[Excerpt from a dataset]
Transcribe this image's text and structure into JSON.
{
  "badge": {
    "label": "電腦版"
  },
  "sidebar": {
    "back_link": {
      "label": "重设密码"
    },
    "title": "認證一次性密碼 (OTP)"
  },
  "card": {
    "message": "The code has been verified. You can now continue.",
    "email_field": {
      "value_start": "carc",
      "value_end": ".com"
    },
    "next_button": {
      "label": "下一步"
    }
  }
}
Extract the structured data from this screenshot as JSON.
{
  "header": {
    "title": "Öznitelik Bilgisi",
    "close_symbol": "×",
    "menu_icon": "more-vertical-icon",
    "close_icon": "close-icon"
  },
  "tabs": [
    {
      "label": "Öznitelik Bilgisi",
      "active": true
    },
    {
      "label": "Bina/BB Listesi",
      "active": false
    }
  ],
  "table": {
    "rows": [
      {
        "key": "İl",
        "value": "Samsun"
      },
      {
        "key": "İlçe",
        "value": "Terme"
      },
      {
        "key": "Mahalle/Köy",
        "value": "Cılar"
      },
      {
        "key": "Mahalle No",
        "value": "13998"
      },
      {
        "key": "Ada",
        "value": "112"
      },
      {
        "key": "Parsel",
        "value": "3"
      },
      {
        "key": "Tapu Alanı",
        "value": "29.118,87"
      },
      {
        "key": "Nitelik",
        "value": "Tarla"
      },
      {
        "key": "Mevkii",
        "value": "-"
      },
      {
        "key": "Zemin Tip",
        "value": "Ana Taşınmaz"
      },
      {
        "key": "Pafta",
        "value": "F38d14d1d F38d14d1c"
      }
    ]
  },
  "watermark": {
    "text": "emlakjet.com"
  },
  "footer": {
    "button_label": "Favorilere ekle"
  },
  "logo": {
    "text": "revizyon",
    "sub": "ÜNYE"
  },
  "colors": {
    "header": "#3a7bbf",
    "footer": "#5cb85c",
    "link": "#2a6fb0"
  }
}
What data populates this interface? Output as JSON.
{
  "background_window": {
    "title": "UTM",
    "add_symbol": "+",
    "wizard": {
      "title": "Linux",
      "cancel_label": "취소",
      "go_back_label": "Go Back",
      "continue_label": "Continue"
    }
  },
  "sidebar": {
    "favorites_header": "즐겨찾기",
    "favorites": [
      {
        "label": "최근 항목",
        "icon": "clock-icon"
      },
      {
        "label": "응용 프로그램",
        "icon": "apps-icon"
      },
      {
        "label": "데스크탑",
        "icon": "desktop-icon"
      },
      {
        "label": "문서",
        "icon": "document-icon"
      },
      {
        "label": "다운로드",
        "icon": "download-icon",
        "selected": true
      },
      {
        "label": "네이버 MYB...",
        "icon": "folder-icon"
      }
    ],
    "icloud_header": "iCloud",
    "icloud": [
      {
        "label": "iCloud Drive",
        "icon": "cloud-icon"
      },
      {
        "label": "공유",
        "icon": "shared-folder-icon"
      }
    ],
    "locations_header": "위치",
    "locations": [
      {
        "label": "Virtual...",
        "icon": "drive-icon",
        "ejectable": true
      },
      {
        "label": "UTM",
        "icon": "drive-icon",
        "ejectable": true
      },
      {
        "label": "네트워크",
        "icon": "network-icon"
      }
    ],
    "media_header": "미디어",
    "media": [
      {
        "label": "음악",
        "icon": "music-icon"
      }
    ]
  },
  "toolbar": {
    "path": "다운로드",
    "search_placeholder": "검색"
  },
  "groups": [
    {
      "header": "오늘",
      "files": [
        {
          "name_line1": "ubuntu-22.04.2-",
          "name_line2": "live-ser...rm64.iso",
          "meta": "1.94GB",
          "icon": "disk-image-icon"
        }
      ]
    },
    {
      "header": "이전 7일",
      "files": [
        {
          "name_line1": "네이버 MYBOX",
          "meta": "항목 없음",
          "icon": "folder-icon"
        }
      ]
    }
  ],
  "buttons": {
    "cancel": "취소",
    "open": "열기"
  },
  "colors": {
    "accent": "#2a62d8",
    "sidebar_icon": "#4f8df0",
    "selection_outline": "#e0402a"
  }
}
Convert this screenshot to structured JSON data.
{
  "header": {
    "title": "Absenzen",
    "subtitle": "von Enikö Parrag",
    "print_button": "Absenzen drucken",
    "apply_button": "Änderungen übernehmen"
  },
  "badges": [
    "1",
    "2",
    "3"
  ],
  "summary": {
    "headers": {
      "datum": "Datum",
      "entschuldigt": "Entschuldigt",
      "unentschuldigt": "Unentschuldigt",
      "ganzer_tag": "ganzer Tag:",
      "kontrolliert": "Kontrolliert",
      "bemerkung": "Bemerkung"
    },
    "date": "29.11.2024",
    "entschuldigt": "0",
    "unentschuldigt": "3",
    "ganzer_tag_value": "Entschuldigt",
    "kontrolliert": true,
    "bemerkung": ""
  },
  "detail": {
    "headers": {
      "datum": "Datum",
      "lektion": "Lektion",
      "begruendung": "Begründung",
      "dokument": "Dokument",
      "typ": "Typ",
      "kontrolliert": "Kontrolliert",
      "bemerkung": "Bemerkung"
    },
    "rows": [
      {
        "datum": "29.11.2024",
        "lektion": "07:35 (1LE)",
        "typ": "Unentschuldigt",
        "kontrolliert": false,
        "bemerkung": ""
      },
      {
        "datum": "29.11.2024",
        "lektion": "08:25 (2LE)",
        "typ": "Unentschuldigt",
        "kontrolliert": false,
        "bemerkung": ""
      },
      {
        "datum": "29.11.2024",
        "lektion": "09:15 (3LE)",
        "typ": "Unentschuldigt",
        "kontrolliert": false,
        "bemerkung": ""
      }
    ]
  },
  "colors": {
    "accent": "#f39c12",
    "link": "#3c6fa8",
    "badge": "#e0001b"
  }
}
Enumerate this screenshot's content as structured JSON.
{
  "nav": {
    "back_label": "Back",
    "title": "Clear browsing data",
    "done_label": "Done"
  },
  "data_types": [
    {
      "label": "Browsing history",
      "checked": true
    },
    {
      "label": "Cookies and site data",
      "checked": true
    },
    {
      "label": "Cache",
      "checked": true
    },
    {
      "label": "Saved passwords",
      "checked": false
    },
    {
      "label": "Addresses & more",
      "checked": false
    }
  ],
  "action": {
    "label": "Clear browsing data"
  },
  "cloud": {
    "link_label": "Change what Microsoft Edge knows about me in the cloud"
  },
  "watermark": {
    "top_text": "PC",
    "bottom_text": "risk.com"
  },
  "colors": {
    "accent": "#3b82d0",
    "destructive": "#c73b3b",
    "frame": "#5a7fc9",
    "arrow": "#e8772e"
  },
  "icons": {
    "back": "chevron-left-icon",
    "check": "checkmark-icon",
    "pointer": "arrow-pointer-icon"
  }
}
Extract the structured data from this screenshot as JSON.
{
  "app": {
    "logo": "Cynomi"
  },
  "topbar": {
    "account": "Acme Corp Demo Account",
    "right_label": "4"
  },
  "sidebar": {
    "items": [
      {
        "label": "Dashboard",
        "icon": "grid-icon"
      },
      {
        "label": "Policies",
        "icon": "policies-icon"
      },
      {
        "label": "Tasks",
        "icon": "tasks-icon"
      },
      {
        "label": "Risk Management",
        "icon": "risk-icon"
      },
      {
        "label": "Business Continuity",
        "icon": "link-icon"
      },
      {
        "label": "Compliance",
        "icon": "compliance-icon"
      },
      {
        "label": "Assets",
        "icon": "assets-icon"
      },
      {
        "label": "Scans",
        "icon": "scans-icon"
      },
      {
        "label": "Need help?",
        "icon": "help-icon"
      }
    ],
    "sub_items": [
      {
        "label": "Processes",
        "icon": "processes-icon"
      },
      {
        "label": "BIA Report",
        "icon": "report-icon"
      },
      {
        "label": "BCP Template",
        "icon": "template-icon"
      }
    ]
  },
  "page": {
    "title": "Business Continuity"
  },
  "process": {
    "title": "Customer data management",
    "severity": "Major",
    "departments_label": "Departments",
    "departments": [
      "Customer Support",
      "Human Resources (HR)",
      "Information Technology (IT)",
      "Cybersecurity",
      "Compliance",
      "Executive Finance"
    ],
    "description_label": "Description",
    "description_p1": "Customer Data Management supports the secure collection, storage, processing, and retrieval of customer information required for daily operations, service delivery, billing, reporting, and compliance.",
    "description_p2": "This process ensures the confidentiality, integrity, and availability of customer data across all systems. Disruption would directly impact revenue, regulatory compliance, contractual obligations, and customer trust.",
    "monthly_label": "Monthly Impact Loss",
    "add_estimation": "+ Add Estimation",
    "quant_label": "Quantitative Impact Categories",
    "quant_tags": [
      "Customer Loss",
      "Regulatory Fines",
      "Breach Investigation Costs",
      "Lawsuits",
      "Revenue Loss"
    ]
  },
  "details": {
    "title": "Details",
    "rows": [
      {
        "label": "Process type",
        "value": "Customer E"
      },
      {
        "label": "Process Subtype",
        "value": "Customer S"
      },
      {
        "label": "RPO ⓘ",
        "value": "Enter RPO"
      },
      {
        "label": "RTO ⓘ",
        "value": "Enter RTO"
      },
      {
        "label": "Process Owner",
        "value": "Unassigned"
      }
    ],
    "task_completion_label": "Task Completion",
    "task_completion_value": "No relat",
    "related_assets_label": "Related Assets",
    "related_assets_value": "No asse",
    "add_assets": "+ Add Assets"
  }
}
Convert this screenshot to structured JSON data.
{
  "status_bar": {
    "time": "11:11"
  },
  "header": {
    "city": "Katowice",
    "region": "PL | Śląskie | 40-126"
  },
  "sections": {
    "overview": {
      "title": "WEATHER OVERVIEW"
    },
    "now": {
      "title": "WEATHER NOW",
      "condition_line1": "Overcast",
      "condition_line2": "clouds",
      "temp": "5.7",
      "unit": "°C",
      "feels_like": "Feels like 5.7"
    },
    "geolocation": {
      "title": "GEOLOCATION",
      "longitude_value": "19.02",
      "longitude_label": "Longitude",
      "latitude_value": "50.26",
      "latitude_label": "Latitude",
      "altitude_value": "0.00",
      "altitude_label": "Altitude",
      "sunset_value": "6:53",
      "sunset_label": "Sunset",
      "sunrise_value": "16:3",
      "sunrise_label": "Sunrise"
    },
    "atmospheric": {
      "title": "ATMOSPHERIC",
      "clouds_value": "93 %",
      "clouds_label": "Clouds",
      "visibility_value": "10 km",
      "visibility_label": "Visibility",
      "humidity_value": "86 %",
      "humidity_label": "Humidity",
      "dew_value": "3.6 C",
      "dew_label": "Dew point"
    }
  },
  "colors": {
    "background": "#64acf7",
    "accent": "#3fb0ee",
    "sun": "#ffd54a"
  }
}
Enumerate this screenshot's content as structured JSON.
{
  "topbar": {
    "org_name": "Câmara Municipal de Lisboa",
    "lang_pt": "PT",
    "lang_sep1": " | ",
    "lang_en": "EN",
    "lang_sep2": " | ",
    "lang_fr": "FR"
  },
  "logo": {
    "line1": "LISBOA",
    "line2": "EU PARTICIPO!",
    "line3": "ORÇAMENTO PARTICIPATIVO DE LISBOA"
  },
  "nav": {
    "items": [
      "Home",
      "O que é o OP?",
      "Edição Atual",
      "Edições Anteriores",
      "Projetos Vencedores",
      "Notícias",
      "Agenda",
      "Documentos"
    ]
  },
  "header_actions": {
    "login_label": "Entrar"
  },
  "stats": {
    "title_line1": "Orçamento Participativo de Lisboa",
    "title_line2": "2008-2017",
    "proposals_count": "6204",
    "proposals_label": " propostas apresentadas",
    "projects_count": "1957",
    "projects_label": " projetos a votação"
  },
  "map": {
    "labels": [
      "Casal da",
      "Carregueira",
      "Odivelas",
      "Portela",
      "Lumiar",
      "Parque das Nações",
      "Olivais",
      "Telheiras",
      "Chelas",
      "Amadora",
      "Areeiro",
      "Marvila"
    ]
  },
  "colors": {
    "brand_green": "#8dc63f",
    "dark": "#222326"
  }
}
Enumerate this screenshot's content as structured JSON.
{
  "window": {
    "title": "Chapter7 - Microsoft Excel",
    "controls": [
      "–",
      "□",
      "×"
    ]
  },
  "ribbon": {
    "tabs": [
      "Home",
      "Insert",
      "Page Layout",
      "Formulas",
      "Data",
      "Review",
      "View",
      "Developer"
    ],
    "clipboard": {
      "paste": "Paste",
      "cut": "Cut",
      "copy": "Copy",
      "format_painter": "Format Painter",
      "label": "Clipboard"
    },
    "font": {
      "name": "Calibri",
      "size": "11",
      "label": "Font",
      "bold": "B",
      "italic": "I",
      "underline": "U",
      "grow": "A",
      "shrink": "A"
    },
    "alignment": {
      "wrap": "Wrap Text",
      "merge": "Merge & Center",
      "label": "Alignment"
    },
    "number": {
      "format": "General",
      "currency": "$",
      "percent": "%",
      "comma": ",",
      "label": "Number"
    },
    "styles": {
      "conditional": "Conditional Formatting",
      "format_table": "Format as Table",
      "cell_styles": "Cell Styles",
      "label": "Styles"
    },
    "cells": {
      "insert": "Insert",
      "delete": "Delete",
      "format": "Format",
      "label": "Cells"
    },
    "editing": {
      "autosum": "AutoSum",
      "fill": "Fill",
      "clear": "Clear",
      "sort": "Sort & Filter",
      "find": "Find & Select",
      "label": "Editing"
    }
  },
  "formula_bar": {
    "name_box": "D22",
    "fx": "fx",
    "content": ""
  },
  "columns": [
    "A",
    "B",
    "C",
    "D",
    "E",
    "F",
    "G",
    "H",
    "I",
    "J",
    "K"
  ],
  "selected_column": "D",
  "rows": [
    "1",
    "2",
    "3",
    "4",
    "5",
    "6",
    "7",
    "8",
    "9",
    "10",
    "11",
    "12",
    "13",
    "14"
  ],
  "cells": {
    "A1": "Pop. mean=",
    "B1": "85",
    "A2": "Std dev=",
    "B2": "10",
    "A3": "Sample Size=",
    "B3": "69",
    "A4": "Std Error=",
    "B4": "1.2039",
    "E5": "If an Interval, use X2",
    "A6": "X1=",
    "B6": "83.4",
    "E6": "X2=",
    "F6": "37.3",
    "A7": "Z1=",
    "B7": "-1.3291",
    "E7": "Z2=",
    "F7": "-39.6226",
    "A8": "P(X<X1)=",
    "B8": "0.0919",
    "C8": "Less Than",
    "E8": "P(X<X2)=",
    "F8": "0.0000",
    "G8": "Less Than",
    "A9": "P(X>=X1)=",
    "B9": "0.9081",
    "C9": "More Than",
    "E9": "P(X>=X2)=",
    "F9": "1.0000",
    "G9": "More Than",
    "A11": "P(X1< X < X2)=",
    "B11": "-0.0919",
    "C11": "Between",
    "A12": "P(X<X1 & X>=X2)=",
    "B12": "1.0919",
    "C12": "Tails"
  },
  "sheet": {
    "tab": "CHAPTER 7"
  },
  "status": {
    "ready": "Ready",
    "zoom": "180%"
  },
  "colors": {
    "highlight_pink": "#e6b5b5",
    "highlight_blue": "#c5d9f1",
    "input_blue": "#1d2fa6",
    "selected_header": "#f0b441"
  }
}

SHORT EXERCISE:
Only a number is wanted: how many lines contain the word "image"?

SOLUTION TO THIS PROBLEM:
2